* _TASK OBJECTIVE_: Can you format the lines from the very first one through the line containing "y-tick-label: 0.00 <box>58 322 81 337</box>", both included, as a JSON list of strings with one string per line and no blank lines?

* _INPUT RECORDS_:
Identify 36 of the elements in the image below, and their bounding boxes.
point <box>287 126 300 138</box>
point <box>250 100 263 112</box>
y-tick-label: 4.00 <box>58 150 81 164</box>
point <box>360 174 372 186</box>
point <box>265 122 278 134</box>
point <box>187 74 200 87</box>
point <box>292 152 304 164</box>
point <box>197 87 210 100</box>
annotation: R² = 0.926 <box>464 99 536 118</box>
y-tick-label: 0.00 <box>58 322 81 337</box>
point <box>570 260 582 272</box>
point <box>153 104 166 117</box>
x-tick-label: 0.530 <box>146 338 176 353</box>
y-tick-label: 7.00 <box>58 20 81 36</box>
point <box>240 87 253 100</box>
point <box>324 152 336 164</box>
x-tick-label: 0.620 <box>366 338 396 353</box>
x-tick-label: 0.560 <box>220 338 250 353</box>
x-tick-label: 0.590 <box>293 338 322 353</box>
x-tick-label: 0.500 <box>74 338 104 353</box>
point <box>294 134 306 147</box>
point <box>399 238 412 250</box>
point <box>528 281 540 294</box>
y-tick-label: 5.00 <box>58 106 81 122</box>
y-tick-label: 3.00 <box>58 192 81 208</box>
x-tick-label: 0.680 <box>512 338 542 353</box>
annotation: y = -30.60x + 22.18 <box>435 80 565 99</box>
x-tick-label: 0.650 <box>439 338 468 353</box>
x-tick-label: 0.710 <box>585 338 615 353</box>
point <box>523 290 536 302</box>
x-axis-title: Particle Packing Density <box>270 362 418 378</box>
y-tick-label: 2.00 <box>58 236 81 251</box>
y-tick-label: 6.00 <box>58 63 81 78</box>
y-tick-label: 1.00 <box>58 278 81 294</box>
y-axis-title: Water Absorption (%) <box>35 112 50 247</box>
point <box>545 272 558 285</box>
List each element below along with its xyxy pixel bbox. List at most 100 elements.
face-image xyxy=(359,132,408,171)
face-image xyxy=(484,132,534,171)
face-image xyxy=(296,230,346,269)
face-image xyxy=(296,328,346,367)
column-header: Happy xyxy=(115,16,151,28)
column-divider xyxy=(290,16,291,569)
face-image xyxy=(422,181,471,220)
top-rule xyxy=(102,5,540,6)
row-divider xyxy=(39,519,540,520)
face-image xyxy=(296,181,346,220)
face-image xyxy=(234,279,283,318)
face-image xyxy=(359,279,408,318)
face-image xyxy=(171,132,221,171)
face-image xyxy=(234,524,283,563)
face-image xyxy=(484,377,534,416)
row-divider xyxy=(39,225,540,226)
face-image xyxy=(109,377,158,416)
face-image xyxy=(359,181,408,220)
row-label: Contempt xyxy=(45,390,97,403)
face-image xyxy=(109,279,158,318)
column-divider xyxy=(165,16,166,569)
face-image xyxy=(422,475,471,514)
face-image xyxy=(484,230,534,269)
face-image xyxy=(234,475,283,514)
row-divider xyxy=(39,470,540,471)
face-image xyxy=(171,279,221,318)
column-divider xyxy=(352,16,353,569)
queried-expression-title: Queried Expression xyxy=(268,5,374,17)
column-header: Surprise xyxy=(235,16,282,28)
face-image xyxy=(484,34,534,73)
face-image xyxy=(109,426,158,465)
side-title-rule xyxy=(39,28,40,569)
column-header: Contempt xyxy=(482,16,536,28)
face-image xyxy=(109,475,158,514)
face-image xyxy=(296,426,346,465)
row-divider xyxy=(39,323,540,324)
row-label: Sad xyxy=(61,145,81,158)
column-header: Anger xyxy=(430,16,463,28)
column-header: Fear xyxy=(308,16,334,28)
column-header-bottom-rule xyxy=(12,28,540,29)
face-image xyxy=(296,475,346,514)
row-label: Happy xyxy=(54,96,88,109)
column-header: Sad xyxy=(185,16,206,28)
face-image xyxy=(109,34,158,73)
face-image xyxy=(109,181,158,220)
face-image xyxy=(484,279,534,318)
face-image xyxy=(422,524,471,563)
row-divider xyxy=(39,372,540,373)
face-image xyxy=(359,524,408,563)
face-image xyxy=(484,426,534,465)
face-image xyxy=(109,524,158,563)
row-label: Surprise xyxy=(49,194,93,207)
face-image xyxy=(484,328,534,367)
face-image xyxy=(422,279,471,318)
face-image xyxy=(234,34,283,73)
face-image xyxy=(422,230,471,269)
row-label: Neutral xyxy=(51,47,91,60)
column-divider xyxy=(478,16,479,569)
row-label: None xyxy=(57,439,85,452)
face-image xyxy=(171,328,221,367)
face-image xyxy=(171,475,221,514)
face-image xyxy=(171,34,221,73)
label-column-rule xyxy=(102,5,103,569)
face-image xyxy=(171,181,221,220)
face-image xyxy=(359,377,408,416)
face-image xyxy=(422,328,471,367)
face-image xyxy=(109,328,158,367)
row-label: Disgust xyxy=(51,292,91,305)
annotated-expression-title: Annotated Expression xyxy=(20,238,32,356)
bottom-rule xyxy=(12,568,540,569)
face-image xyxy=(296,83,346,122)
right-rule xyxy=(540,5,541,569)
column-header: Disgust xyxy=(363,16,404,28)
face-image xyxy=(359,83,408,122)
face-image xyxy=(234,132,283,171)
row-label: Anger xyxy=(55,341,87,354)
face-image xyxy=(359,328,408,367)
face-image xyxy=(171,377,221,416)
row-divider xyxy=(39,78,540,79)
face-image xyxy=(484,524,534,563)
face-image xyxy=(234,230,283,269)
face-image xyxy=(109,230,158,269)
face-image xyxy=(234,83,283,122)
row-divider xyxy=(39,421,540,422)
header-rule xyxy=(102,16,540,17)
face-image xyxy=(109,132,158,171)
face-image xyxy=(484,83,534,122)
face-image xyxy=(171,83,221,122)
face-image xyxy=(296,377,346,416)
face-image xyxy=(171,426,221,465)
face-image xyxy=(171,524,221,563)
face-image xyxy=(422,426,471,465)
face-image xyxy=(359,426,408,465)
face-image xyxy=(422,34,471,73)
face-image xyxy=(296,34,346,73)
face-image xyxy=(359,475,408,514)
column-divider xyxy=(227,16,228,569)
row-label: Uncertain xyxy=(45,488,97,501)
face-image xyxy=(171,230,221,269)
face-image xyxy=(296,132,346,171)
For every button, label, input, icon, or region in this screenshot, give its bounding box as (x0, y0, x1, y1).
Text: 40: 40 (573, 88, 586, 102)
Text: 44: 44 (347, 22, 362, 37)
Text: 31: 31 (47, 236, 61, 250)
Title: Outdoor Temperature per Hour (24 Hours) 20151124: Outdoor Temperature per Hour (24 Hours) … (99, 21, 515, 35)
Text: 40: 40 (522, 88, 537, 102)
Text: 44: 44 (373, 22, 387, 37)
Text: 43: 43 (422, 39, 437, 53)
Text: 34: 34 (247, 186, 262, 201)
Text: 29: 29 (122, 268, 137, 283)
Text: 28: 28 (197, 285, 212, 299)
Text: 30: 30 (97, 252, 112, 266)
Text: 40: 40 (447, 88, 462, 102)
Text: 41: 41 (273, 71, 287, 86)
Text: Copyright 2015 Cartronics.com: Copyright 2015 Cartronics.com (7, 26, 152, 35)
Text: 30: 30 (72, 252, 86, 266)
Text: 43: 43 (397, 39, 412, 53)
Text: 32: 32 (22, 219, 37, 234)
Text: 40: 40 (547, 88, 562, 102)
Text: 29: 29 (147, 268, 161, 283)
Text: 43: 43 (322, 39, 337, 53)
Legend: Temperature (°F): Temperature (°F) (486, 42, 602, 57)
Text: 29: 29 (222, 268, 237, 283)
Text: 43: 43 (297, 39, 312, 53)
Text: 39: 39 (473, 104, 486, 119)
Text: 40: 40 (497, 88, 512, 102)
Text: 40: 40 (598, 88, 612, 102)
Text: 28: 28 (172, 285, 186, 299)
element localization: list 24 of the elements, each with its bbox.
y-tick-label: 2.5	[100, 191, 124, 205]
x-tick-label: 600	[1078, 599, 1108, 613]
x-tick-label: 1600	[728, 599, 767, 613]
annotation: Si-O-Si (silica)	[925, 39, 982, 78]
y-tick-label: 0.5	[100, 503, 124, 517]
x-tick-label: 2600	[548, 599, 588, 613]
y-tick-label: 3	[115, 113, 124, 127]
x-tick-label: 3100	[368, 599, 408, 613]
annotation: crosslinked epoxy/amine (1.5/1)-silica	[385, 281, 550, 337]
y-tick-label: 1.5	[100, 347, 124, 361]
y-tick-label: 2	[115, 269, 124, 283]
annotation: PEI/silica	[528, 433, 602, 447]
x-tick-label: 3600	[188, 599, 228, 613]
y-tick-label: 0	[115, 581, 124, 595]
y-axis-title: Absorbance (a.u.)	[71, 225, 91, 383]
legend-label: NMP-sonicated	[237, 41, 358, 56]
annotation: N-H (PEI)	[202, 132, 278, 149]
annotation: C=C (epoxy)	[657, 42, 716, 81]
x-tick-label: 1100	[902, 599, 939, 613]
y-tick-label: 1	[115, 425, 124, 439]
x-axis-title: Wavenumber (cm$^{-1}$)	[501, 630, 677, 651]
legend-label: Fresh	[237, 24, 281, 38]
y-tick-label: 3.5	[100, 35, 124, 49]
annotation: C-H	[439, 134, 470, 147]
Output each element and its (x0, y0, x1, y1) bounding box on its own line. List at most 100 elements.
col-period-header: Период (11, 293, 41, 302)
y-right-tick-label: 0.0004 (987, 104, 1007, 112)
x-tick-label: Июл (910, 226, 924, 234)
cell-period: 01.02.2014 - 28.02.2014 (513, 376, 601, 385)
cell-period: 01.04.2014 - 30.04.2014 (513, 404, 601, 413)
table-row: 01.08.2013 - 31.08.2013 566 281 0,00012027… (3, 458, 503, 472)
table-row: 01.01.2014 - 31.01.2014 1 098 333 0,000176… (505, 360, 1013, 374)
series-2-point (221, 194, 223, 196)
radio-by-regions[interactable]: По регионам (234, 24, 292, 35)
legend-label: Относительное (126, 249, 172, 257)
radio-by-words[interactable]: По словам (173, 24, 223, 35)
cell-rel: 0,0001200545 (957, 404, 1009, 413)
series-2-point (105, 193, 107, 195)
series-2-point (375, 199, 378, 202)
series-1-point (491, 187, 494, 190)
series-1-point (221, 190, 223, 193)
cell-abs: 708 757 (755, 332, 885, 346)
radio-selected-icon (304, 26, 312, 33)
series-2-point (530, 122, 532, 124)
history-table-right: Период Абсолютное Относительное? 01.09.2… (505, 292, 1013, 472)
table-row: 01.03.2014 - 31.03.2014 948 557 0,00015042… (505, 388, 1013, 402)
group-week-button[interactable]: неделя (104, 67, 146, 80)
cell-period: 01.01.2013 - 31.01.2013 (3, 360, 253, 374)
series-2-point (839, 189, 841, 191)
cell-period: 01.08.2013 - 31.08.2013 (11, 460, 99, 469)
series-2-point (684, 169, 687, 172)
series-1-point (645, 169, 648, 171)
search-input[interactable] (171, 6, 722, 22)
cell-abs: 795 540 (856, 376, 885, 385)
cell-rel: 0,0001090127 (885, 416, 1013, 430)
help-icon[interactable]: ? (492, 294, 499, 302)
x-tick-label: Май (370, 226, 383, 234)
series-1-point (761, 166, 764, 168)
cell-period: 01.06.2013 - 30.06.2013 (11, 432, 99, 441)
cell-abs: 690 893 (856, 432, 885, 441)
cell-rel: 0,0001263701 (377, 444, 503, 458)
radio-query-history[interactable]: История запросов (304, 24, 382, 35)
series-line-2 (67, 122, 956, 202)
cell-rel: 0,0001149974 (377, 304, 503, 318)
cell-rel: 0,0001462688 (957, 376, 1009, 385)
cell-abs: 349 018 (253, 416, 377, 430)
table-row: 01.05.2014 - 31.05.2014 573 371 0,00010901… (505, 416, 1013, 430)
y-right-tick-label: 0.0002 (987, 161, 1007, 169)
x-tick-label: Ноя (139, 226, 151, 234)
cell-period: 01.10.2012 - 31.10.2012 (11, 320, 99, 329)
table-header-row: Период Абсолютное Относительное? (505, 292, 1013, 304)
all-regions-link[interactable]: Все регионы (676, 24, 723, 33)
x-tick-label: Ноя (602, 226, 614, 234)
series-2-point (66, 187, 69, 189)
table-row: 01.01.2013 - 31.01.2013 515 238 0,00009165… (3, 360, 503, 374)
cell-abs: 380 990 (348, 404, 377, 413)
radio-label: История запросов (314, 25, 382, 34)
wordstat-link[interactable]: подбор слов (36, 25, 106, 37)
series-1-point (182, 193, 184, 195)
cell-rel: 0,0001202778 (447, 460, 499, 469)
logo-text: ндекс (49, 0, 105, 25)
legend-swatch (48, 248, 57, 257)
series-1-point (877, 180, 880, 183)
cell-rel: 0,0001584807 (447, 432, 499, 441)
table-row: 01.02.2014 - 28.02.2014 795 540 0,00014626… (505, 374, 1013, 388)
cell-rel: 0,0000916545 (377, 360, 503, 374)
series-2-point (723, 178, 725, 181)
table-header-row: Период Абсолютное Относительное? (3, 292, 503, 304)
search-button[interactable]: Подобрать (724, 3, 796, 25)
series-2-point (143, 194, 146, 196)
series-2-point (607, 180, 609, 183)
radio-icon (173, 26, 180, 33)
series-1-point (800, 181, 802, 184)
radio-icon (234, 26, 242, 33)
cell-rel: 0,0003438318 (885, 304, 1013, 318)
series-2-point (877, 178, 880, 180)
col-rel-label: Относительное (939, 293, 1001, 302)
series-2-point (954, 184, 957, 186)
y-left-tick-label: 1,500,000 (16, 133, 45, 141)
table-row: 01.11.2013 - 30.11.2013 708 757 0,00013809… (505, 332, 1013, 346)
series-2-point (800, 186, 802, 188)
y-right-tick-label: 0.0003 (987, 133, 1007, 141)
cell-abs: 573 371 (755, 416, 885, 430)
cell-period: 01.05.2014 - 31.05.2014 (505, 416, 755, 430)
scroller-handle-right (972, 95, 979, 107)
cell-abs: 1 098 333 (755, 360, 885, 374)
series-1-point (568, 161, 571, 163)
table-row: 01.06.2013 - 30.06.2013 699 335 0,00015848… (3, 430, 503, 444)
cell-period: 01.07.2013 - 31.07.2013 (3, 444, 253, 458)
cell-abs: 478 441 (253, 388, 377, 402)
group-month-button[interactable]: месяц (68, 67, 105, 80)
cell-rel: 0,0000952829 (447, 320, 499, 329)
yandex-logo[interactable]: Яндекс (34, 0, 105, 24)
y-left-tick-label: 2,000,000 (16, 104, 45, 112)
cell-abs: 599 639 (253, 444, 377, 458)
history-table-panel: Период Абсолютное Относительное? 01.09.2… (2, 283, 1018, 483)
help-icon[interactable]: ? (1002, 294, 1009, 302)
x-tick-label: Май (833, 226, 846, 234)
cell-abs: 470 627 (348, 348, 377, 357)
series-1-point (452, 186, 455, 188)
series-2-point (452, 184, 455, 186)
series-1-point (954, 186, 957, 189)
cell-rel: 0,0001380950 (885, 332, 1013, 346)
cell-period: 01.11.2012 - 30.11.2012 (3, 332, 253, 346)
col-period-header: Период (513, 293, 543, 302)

* _OUTPUT_:
[
  "Identify 36 of the elements in the image below, and their bounding boxes.",
  "point <box>287 126 300 138</box>",
  "point <box>250 100 263 112</box>",
  "y-tick-label: 4.00 <box>58 150 81 164</box>",
  "point <box>360 174 372 186</box>",
  "point <box>265 122 278 134</box>",
  "point <box>187 74 200 87</box>",
  "point <box>292 152 304 164</box>",
  "point <box>197 87 210 100</box>",
  "annotation: R² = 0.926 <box>464 99 536 118</box>",
  "y-tick-label: 0.00 <box>58 322 81 337</box>"
]